[Saved entries]
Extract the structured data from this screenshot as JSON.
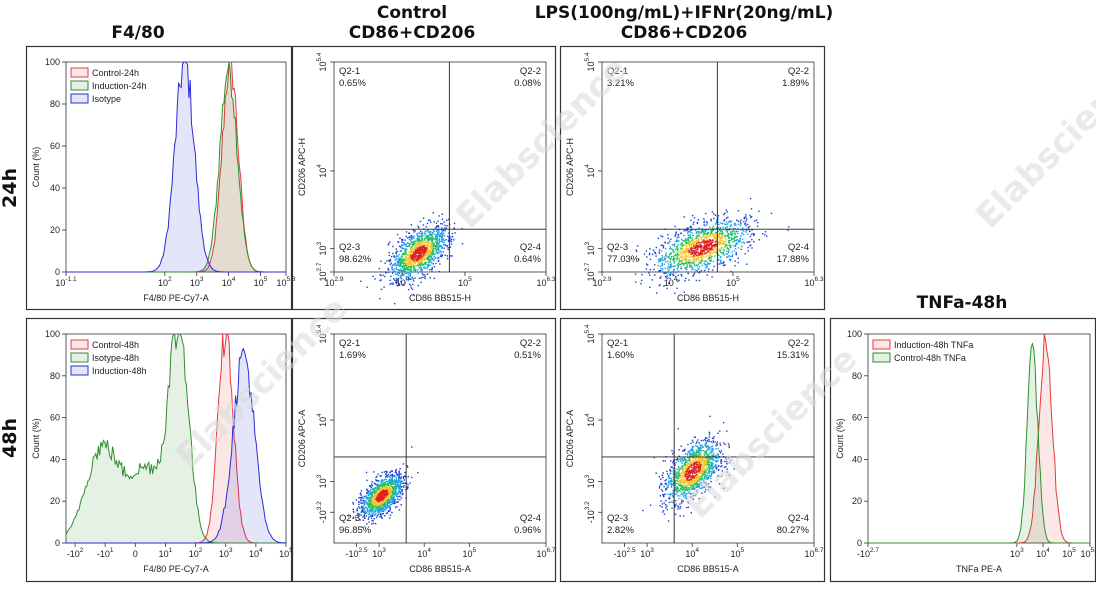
{
  "headers": {
    "f480": "F4/80",
    "control": [
      "Control",
      "CD86+CD206"
    ],
    "lps": [
      "LPS(100ng/mL)+IFNr(20ng/mL)",
      "CD86+CD206"
    ],
    "tnfa": "TNFa-48h"
  },
  "row_labels": [
    "24h",
    "48h"
  ],
  "watermark": "Elabscience",
  "colors": {
    "red": "#e8383d",
    "green": "#2f8f2f",
    "blue": "#2b2bd8"
  },
  "chart_data": [
    {
      "id": "hist-24h",
      "type": "area",
      "xlabel": "F4/80 PE-Cy7-A",
      "ylabel": "Count (%)",
      "x_scale": "log",
      "xlim": [
        -1.1,
        5.8
      ],
      "ylim": [
        0,
        100
      ],
      "x_ticks": [
        {
          "base": "10",
          "exp": "-1.1",
          "v": -1.1
        },
        {
          "base": "10",
          "exp": "2",
          "v": 2
        },
        {
          "base": "10",
          "exp": "3",
          "v": 3
        },
        {
          "base": "10",
          "exp": "4",
          "v": 4
        },
        {
          "base": "10",
          "exp": "5",
          "v": 5
        },
        {
          "base": "10",
          "exp": "5.8",
          "v": 5.8
        }
      ],
      "y_ticks": [
        0,
        20,
        40,
        60,
        80,
        100
      ],
      "legend": [
        "Control-24h",
        "Induction-24h",
        "Isotype"
      ],
      "series": [
        {
          "name": "Control-24h",
          "color": "red",
          "peak_log10": 4.05,
          "width": 0.25,
          "peak": 100
        },
        {
          "name": "Induction-24h",
          "color": "green",
          "peak_log10": 4.0,
          "width": 0.27,
          "peak": 98
        },
        {
          "name": "Isotype",
          "color": "blue",
          "peak_log10": 2.62,
          "width": 0.3,
          "peak": 100
        }
      ]
    },
    {
      "id": "dot-ctrl-24h",
      "type": "scatter",
      "xlabel": "CD86 BB515-H",
      "ylabel": "CD206 APC-H",
      "x_ticks": [
        {
          "base": "10",
          "exp": "2.9",
          "v": 2.9
        },
        {
          "base": "10",
          "exp": "4",
          "v": 4
        },
        {
          "base": "10",
          "exp": "5",
          "v": 5
        },
        {
          "base": "10",
          "exp": "6.3",
          "v": 6.3
        }
      ],
      "y_ticks": [
        {
          "base": "10",
          "exp": "2.7",
          "v": 2.7
        },
        {
          "base": "10",
          "exp": "3",
          "v": 3
        },
        {
          "base": "10",
          "exp": "4",
          "v": 4
        },
        {
          "base": "10",
          "exp": "5.4",
          "v": 5.4
        }
      ],
      "xlim": [
        2.9,
        6.3
      ],
      "ylim": [
        2.7,
        5.4
      ],
      "gate": {
        "x": 4.75,
        "y": 3.25
      },
      "quadrants": [
        {
          "name": "Q2-1",
          "value": "0.65%"
        },
        {
          "name": "Q2-2",
          "value": "0.08%"
        },
        {
          "name": "Q2-3",
          "value": "98.62%"
        },
        {
          "name": "Q2-4",
          "value": "0.64%"
        }
      ]
    },
    {
      "id": "dot-lps-24h",
      "type": "scatter",
      "xlabel": "CD86 BB515-H",
      "ylabel": "CD206 APC-H",
      "x_ticks": [
        {
          "base": "10",
          "exp": "2.9",
          "v": 2.9
        },
        {
          "base": "10",
          "exp": "4",
          "v": 4
        },
        {
          "base": "10",
          "exp": "5",
          "v": 5
        },
        {
          "base": "10",
          "exp": "6.3",
          "v": 6.3
        }
      ],
      "y_ticks": [
        {
          "base": "10",
          "exp": "2.7",
          "v": 2.7
        },
        {
          "base": "10",
          "exp": "3",
          "v": 3
        },
        {
          "base": "10",
          "exp": "4",
          "v": 4
        },
        {
          "base": "10",
          "exp": "5.4",
          "v": 5.4
        }
      ],
      "xlim": [
        2.9,
        6.3
      ],
      "ylim": [
        2.7,
        5.4
      ],
      "gate": {
        "x": 4.75,
        "y": 3.25
      },
      "quadrants": [
        {
          "name": "Q2-1",
          "value": "3.21%"
        },
        {
          "name": "Q2-2",
          "value": "1.89%"
        },
        {
          "name": "Q2-3",
          "value": "77.03%"
        },
        {
          "name": "Q2-4",
          "value": "17.88%"
        }
      ]
    },
    {
      "id": "hist-48h",
      "type": "area",
      "xlabel": "F4/80 PE-Cy7-A",
      "ylabel": "Count (%)",
      "x_scale": "biexponential",
      "xlim": [
        -2.3,
        5.0
      ],
      "ylim": [
        0,
        100
      ],
      "x_ticks": [
        {
          "base": "-10",
          "exp": "2",
          "v": -2
        },
        {
          "base": "-10",
          "exp": "1",
          "v": -1
        },
        {
          "base": "0",
          "exp": "",
          "v": 0
        },
        {
          "base": "10",
          "exp": "1",
          "v": 1
        },
        {
          "base": "10",
          "exp": "2",
          "v": 2
        },
        {
          "base": "10",
          "exp": "3",
          "v": 3
        },
        {
          "base": "10",
          "exp": "4",
          "v": 4
        },
        {
          "base": "10",
          "exp": "5",
          "v": 5
        }
      ],
      "y_ticks": [
        0,
        20,
        40,
        60,
        80,
        100
      ],
      "legend": [
        "Control-48h",
        "Isotype-48h",
        "Induction-48h"
      ],
      "series": [
        {
          "name": "Control-48h",
          "color": "red",
          "peak_log10": 3.0,
          "width": 0.25,
          "peak": 100
        },
        {
          "name": "Isotype-48h",
          "color": "green",
          "peak_log10": 1.4,
          "width": 0.55,
          "peak": 100
        },
        {
          "name": "Induction-48h",
          "color": "blue",
          "peak_log10": 3.6,
          "width": 0.35,
          "peak": 90
        }
      ]
    },
    {
      "id": "dot-ctrl-48h",
      "type": "scatter",
      "xlabel": "CD86 BB515-A",
      "ylabel": "CD206 APC-A",
      "x_ticks": [
        {
          "base": "-10",
          "exp": "2.5",
          "v": 2.5
        },
        {
          "base": "10",
          "exp": "3",
          "v": 3
        },
        {
          "base": "10",
          "exp": "4",
          "v": 4
        },
        {
          "base": "10",
          "exp": "5",
          "v": 5
        },
        {
          "base": "10",
          "exp": "6.7",
          "v": 6.7
        }
      ],
      "y_ticks": [
        {
          "base": "-10",
          "exp": "3.2",
          "v": 2.5
        },
        {
          "base": "10",
          "exp": "3",
          "v": 3
        },
        {
          "base": "10",
          "exp": "4",
          "v": 4
        },
        {
          "base": "10",
          "exp": "5.4",
          "v": 5.4
        }
      ],
      "xlim": [
        2.0,
        6.7
      ],
      "ylim": [
        2.0,
        5.4
      ],
      "gate": {
        "x": 3.6,
        "y": 3.4
      },
      "quadrants": [
        {
          "name": "Q2-1",
          "value": "1.69%"
        },
        {
          "name": "Q2-2",
          "value": "0.51%"
        },
        {
          "name": "Q2-3",
          "value": "96.85%"
        },
        {
          "name": "Q2-4",
          "value": "0.96%"
        }
      ]
    },
    {
      "id": "dot-lps-48h",
      "type": "scatter",
      "xlabel": "CD86 BB515-A",
      "ylabel": "CD206 APC-A",
      "x_ticks": [
        {
          "base": "-10",
          "exp": "2.5",
          "v": 2.5
        },
        {
          "base": "10",
          "exp": "3",
          "v": 3
        },
        {
          "base": "10",
          "exp": "4",
          "v": 4
        },
        {
          "base": "10",
          "exp": "5",
          "v": 5
        },
        {
          "base": "10",
          "exp": "6.7",
          "v": 6.7
        }
      ],
      "y_ticks": [
        {
          "base": "-10",
          "exp": "3.2",
          "v": 2.5
        },
        {
          "base": "10",
          "exp": "3",
          "v": 3
        },
        {
          "base": "10",
          "exp": "4",
          "v": 4
        },
        {
          "base": "10",
          "exp": "5.4",
          "v": 5.4
        }
      ],
      "xlim": [
        2.0,
        6.7
      ],
      "ylim": [
        2.0,
        5.4
      ],
      "gate": {
        "x": 3.6,
        "y": 3.4
      },
      "quadrants": [
        {
          "name": "Q2-1",
          "value": "1.60%"
        },
        {
          "name": "Q2-2",
          "value": "15.31%"
        },
        {
          "name": "Q2-3",
          "value": "2.82%"
        },
        {
          "name": "Q2-4",
          "value": "80.27%"
        }
      ]
    },
    {
      "id": "hist-tnfa",
      "type": "area",
      "xlabel": "TNFa PE-A",
      "ylabel": "Count (%)",
      "x_scale": "log",
      "xlim": [
        -2.7,
        5.8
      ],
      "ylim": [
        0,
        100
      ],
      "x_ticks": [
        {
          "base": "-10",
          "exp": "2.7",
          "v": -2.7
        },
        {
          "base": "10",
          "exp": "3",
          "v": 3
        },
        {
          "base": "10",
          "exp": "4",
          "v": 4
        },
        {
          "base": "10",
          "exp": "5",
          "v": 5
        },
        {
          "base": "10",
          "exp": "5.8",
          "v": 5.8
        }
      ],
      "y_ticks": [
        0,
        20,
        40,
        60,
        80,
        100
      ],
      "legend": [
        "Induction-48h TNFa",
        "Control-48h TNFa"
      ],
      "series": [
        {
          "name": "Induction-48h TNFa",
          "color": "red",
          "peak_log10": 4.1,
          "width": 0.25,
          "peak": 100
        },
        {
          "name": "Control-48h TNFa",
          "color": "green",
          "peak_log10": 3.6,
          "width": 0.2,
          "peak": 95
        }
      ]
    }
  ]
}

## Problem requirements
Copy out every line of the data that includes "Induction".

## The reply
        "Induction-24h",
          "name": "Induction-24h",
        "Induction-48h"
          "name": "Induction-48h",
        "Induction-48h TNFa",
          "name": "Induction-48h TNFa",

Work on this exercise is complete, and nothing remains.